_Work instructions_
Each entry below is to be given again word for word, with no pictures.

Dataset items
• • • • • • •

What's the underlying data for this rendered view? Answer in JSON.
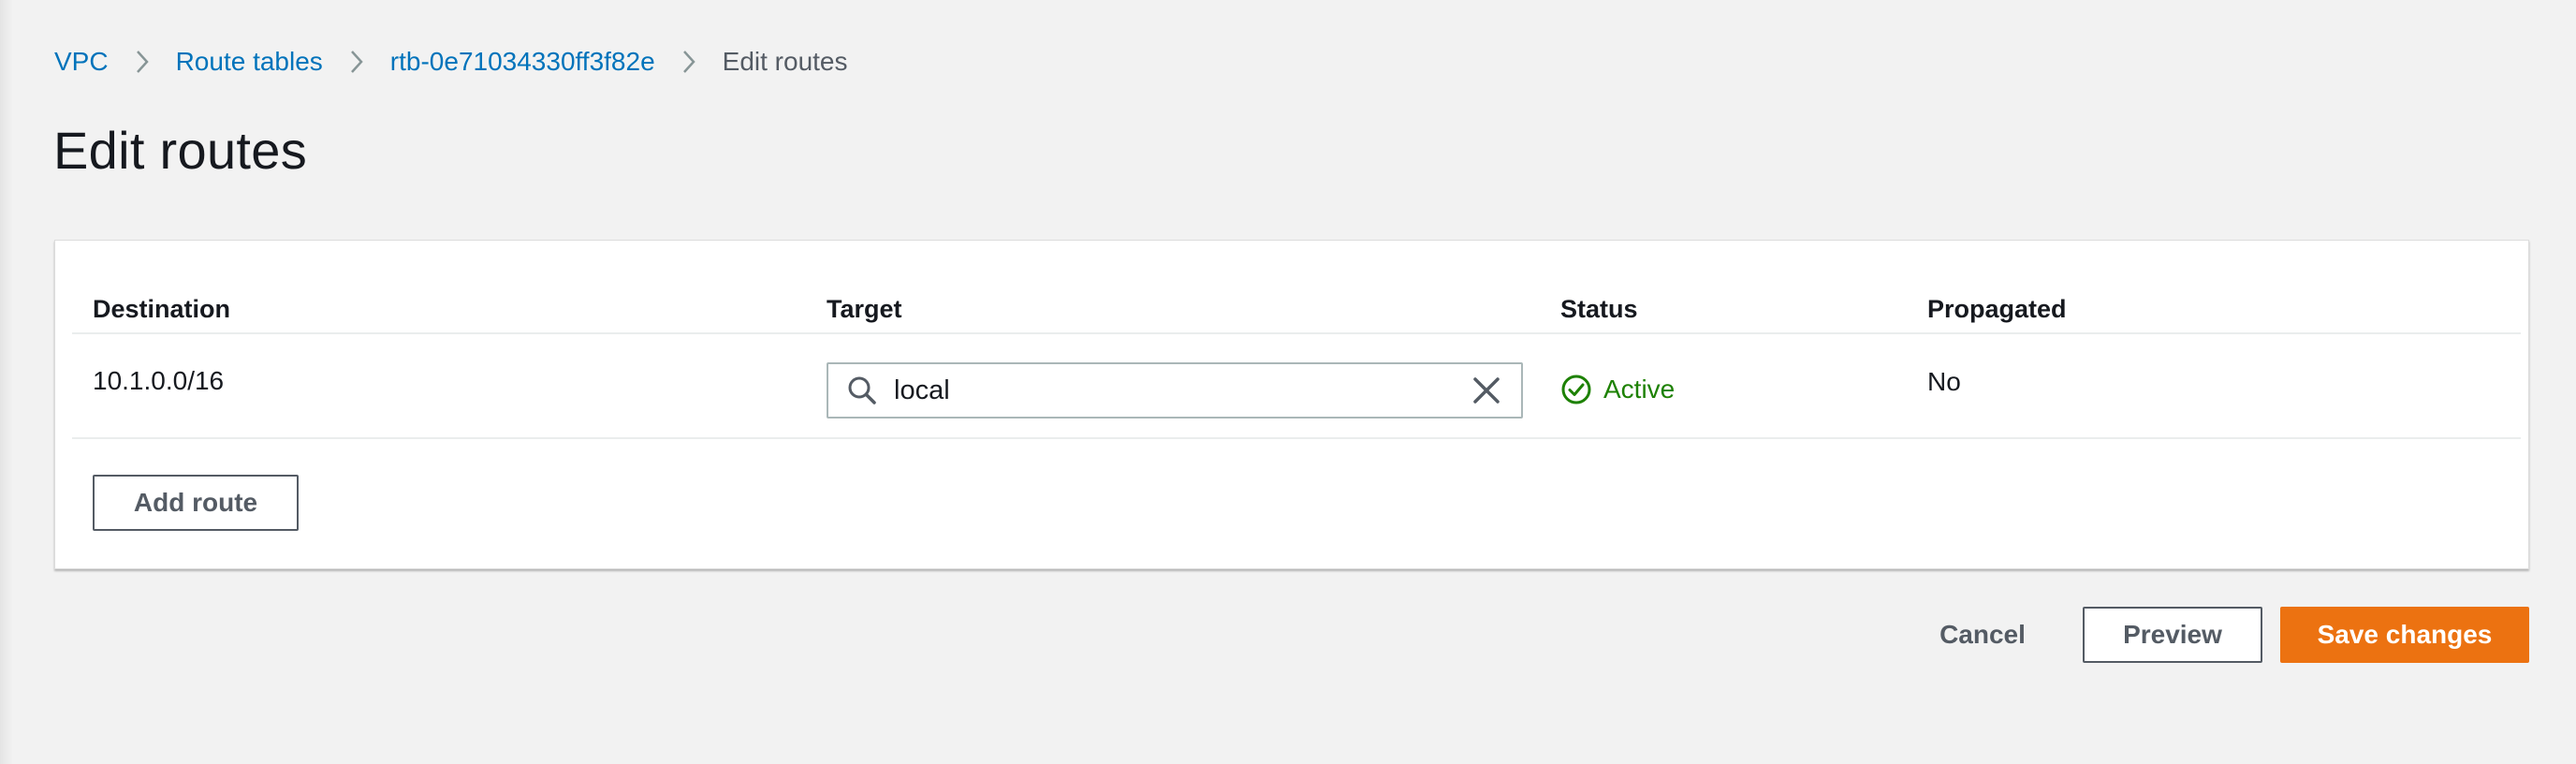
{
  "breadcrumb": {
    "items": [
      {
        "label": "VPC"
      },
      {
        "label": "Route tables"
      },
      {
        "label": "rtb-0e71034330ff3f82e"
      },
      {
        "label": "Edit routes"
      }
    ]
  },
  "page_title": "Edit routes",
  "routes_table": {
    "columns": [
      "Destination",
      "Target",
      "Status",
      "Propagated"
    ],
    "rows": [
      {
        "destination": "10.1.0.0/16",
        "target": "local",
        "status": "Active",
        "propagated": "No"
      }
    ],
    "add_route_label": "Add route"
  },
  "footer": {
    "cancel_label": "Cancel",
    "preview_label": "Preview",
    "save_label": "Save changes"
  },
  "icons": {
    "breadcrumb_separator": "chevron-right-icon",
    "target_search": "search-icon",
    "target_clear": "close-icon",
    "status": "check-circle-icon"
  },
  "colors": {
    "link": "#0073bb",
    "status_active": "#1d8102",
    "primary_button": "#ec7211",
    "page_background": "#f2f2f2"
  }
}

• • • • • • •

_Finished task_
What's the underlying data for this rendered view? Answer in JSON.
{
  "breadcrumb": {
    "items": [
      {
        "label": "VPC"
      },
      {
        "label": "Route tables"
      },
      {
        "label": "rtb-0e71034330ff3f82e"
      },
      {
        "label": "Edit routes"
      }
    ]
  },
  "page_title": "Edit routes",
  "routes_table": {
    "columns": [
      "Destination",
      "Target",
      "Status",
      "Propagated"
    ],
    "rows": [
      {
        "destination": "10.1.0.0/16",
        "target": "local",
        "status": "Active",
        "propagated": "No"
      }
    ],
    "add_route_label": "Add route"
  },
  "footer": {
    "cancel_label": "Cancel",
    "preview_label": "Preview",
    "save_label": "Save changes"
  },
  "icons": {
    "breadcrumb_separator": "chevron-right-icon",
    "target_search": "search-icon",
    "target_clear": "close-icon",
    "status": "check-circle-icon"
  },
  "colors": {
    "link": "#0073bb",
    "status_active": "#1d8102",
    "primary_button": "#ec7211",
    "page_background": "#f2f2f2"
  }
}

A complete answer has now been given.